▶ **EXERCISE REQUIREMENTS**
Print all of the data exactly.

==========

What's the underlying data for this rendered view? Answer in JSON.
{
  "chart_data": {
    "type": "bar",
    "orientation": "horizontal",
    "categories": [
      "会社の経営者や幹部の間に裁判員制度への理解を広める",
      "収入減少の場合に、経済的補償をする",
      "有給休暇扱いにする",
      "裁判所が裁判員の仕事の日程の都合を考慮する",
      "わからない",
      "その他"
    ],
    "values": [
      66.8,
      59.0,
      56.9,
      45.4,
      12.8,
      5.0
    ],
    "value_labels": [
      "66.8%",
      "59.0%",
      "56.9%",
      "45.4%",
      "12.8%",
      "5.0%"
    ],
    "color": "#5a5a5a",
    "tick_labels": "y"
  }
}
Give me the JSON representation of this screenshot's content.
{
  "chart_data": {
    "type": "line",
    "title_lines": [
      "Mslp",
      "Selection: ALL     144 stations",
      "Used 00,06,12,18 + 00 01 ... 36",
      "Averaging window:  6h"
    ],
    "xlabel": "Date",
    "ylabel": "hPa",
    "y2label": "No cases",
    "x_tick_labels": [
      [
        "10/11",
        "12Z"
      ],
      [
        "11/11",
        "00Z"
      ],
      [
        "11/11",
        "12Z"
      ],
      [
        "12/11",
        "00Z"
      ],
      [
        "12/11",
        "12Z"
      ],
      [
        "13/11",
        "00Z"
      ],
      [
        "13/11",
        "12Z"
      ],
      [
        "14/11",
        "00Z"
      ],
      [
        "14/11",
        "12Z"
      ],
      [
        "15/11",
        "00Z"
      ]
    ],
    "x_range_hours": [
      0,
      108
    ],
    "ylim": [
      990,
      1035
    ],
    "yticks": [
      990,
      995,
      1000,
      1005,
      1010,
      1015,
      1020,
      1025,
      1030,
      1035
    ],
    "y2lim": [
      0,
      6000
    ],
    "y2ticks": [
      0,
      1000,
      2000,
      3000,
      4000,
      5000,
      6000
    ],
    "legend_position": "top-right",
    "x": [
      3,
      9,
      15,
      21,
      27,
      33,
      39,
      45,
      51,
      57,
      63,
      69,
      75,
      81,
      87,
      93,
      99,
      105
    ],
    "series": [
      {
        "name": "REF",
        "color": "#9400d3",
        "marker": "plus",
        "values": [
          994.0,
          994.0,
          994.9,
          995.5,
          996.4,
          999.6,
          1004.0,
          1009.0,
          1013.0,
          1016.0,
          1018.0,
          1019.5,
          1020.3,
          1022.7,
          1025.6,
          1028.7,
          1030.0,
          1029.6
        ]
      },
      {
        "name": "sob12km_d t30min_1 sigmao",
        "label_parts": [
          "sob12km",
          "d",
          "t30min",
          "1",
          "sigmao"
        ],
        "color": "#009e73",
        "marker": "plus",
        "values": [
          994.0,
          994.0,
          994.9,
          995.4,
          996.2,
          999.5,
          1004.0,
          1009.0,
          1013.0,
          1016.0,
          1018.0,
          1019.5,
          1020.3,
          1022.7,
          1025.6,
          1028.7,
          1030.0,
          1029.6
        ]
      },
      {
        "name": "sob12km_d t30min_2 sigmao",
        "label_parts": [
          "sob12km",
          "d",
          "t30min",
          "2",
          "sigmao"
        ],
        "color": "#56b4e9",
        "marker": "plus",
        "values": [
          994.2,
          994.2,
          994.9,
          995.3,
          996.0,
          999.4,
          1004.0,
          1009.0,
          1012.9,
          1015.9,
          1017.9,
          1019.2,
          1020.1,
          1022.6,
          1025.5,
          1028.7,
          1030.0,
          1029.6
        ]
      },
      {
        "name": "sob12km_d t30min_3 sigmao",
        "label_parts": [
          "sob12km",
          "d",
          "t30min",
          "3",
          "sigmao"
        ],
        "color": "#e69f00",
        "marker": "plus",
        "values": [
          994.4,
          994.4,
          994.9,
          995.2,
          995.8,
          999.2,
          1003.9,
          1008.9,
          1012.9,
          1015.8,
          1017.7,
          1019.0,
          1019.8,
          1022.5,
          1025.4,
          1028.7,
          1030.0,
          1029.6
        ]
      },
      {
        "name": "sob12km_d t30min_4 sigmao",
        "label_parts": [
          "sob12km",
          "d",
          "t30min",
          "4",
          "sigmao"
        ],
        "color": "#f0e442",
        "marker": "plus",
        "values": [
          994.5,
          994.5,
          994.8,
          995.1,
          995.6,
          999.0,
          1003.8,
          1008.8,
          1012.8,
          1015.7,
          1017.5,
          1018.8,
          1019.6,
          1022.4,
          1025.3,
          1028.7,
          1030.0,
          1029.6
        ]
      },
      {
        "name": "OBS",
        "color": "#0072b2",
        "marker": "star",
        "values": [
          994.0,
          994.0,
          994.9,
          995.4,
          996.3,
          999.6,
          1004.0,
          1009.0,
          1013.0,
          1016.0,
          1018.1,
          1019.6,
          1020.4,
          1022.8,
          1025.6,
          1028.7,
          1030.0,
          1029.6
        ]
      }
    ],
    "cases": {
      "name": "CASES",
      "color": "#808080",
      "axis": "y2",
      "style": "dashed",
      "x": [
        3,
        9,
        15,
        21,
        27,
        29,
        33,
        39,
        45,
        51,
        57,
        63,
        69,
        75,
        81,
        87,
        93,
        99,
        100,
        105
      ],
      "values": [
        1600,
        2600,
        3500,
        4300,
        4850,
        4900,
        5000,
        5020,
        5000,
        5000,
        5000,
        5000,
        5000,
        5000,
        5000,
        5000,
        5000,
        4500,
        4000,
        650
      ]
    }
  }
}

==========

▶ **SOLUTION FOR THIS TASK**
What's the underlying data for this rendered view? Answer in JSON.
{
  "chart_data": {
    "type": "bar",
    "orientation": "horizontal",
    "categories": [
      "会社の経営者や幹部の間に裁判員制度への理解を広める",
      "収入減少の場合に、経済的補償をする",
      "有給休暇扱いにする",
      "裁判所が裁判員の仕事の日程の都合を考慮する",
      "わからない",
      "その他"
    ],
    "values": [
      66.8,
      59.0,
      56.9,
      45.4,
      12.8,
      5.0
    ],
    "value_labels": [
      "66.8%",
      "59.0%",
      "56.9%",
      "45.4%",
      "12.8%",
      "5.0%"
    ],
    "color": "#5a5a5a",
    "tick_labels": "y"
  }
}
Give me the JSON representation of this screenshot's content.
{
  "chart_data": {
    "type": "line",
    "title_lines": [
      "Mslp",
      "Selection: ALL     144 stations",
      "Used 00,06,12,18 + 00 01 ... 36",
      "Averaging window:  6h"
    ],
    "xlabel": "Date",
    "ylabel": "hPa",
    "y2label": "No cases",
    "x_tick_labels": [
      [
        "10/11",
        "12Z"
      ],
      [
        "11/11",
        "00Z"
      ],
      [
        "11/11",
        "12Z"
      ],
      [
        "12/11",
        "00Z"
      ],
      [
        "12/11",
        "12Z"
      ],
      [
        "13/11",
        "00Z"
      ],
      [
        "13/11",
        "12Z"
      ],
      [
        "14/11",
        "00Z"
      ],
      [
        "14/11",
        "12Z"
      ],
      [
        "15/11",
        "00Z"
      ]
    ],
    "x_range_hours": [
      0,
      108
    ],
    "ylim": [
      990,
      1035
    ],
    "yticks": [
      990,
      995,
      1000,
      1005,
      1010,
      1015,
      1020,
      1025,
      1030,
      1035
    ],
    "y2lim": [
      0,
      6000
    ],
    "y2ticks": [
      0,
      1000,
      2000,
      3000,
      4000,
      5000,
      6000
    ],
    "legend_position": "top-right",
    "x": [
      3,
      9,
      15,
      21,
      27,
      33,
      39,
      45,
      51,
      57,
      63,
      69,
      75,
      81,
      87,
      93,
      99,
      105
    ],
    "series": [
      {
        "name": "REF",
        "color": "#9400d3",
        "marker": "plus",
        "values": [
          994.0,
          994.0,
          994.9,
          995.5,
          996.4,
          999.6,
          1004.0,
          1009.0,
          1013.0,
          1016.0,
          1018.0,
          1019.5,
          1020.3,
          1022.7,
          1025.6,
          1028.7,
          1030.0,
          1029.6
        ]
      },
      {
        "name": "sob12km_d t30min_1 sigmao",
        "label_parts": [
          "sob12km",
          "d",
          "t30min",
          "1",
          "sigmao"
        ],
        "color": "#009e73",
        "marker": "plus",
        "values": [
          994.0,
          994.0,
          994.9,
          995.4,
          996.2,
          999.5,
          1004.0,
          1009.0,
          1013.0,
          1016.0,
          1018.0,
          1019.5,
          1020.3,
          1022.7,
          1025.6,
          1028.7,
          1030.0,
          1029.6
        ]
      },
      {
        "name": "sob12km_d t30min_2 sigmao",
        "label_parts": [
          "sob12km",
          "d",
          "t30min",
          "2",
          "sigmao"
        ],
        "color": "#56b4e9",
        "marker": "plus",
        "values": [
          994.2,
          994.2,
          994.9,
          995.3,
          996.0,
          999.4,
          1004.0,
          1009.0,
          1012.9,
          1015.9,
          1017.9,
          1019.2,
          1020.1,
          1022.6,
          1025.5,
          1028.7,
          1030.0,
          1029.6
        ]
      },
      {
        "name": "sob12km_d t30min_3 sigmao",
        "label_parts": [
          "sob12km",
          "d",
          "t30min",
          "3",
          "sigmao"
        ],
        "color": "#e69f00",
        "marker": "plus",
        "values": [
          994.4,
          994.4,
          994.9,
          995.2,
          995.8,
          999.2,
          1003.9,
          1008.9,
          1012.9,
          1015.8,
          1017.7,
          1019.0,
          1019.8,
          1022.5,
          1025.4,
          1028.7,
          1030.0,
          1029.6
        ]
      },
      {
        "name": "sob12km_d t30min_4 sigmao",
        "label_parts": [
          "sob12km",
          "d",
          "t30min",
          "4",
          "sigmao"
        ],
        "color": "#f0e442",
        "marker": "plus",
        "values": [
          994.5,
          994.5,
          994.8,
          995.1,
          995.6,
          999.0,
          1003.8,
          1008.8,
          1012.8,
          1015.7,
          1017.5,
          1018.8,
          1019.6,
          1022.4,
          1025.3,
          1028.7,
          1030.0,
          1029.6
        ]
      },
      {
        "name": "OBS",
        "color": "#0072b2",
        "marker": "star",
        "values": [
          994.0,
          994.0,
          994.9,
          995.4,
          996.3,
          999.6,
          1004.0,
          1009.0,
          1013.0,
          1016.0,
          1018.1,
          1019.6,
          1020.4,
          1022.8,
          1025.6,
          1028.7,
          1030.0,
          1029.6
        ]
      }
    ],
    "cases": {
      "name": "CASES",
      "color": "#808080",
      "axis": "y2",
      "style": "dashed",
      "x": [
        3,
        9,
        15,
        21,
        27,
        29,
        33,
        39,
        45,
        51,
        57,
        63,
        69,
        75,
        81,
        87,
        93,
        99,
        100,
        105
      ],
      "values": [
        1600,
        2600,
        3500,
        4300,
        4850,
        4900,
        5000,
        5020,
        5000,
        5000,
        5000,
        5000,
        5000,
        5000,
        5000,
        5000,
        5000,
        4500,
        4000,
        650
      ]
    }
  }
}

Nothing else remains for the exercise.